- _Task statement_
Using the listing below, extract each line that has the word "haben" in it.

= = = =

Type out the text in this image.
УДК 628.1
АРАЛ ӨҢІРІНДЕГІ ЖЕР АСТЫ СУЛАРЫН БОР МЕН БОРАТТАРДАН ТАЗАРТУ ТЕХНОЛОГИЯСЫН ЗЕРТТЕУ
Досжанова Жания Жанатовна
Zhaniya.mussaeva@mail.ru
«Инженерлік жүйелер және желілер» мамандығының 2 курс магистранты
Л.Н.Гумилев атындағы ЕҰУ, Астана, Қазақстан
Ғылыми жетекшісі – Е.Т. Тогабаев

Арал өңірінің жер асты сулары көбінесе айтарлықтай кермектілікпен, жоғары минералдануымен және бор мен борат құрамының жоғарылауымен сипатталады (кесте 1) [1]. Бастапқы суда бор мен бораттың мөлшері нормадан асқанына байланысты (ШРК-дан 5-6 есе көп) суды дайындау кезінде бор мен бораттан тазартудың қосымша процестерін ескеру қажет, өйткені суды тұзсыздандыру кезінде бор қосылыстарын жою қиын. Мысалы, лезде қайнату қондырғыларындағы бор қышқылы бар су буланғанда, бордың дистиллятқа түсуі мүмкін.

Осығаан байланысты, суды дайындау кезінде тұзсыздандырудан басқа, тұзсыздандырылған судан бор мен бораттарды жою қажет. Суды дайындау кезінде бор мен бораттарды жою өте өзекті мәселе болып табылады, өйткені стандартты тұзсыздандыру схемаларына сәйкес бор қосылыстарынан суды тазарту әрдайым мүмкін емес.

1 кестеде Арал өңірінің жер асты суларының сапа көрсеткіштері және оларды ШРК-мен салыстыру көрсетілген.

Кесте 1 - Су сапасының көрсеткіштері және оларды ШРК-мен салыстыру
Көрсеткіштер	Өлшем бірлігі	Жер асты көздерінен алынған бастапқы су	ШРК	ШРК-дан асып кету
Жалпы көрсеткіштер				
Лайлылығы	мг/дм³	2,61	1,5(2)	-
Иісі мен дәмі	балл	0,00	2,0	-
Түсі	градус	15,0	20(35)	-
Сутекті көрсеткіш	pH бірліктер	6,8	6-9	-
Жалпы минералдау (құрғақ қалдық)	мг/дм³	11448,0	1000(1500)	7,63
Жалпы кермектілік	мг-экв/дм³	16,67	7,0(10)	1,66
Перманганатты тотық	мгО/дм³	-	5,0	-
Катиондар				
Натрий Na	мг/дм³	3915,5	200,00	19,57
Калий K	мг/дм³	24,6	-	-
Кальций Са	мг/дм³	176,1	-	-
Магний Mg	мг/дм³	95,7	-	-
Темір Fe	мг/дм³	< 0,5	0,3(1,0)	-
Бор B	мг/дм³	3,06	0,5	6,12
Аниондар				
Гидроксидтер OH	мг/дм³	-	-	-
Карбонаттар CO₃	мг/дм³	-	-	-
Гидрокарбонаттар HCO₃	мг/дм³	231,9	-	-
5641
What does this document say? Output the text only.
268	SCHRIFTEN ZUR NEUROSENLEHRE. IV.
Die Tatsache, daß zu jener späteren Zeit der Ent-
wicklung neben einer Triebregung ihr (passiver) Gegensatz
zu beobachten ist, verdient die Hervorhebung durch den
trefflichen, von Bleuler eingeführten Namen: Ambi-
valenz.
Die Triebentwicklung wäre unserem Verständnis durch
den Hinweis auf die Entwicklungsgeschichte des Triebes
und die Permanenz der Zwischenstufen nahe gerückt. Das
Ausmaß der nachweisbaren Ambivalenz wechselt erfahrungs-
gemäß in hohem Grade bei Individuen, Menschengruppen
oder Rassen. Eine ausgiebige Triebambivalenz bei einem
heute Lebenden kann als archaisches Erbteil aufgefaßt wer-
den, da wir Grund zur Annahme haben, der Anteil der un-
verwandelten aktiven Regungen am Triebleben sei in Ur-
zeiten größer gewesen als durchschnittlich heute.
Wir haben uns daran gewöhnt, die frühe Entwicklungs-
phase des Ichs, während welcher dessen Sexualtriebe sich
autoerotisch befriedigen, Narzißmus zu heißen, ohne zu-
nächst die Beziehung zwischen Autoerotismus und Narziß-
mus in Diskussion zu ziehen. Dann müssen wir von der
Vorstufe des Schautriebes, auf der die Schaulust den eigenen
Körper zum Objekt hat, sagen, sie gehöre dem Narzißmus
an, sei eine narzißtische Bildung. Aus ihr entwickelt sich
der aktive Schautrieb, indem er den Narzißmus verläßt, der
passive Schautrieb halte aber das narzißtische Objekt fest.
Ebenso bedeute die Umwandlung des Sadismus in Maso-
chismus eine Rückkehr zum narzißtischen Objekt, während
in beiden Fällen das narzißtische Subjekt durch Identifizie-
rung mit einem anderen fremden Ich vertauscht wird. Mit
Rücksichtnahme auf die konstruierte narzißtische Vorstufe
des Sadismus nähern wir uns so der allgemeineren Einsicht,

= = = =

- _Solution to the exercise_
den, da wir Grund zur Annahme haben, der Anteil der un-
Wir haben uns daran gewöhnt, die frühe Entwicklungs-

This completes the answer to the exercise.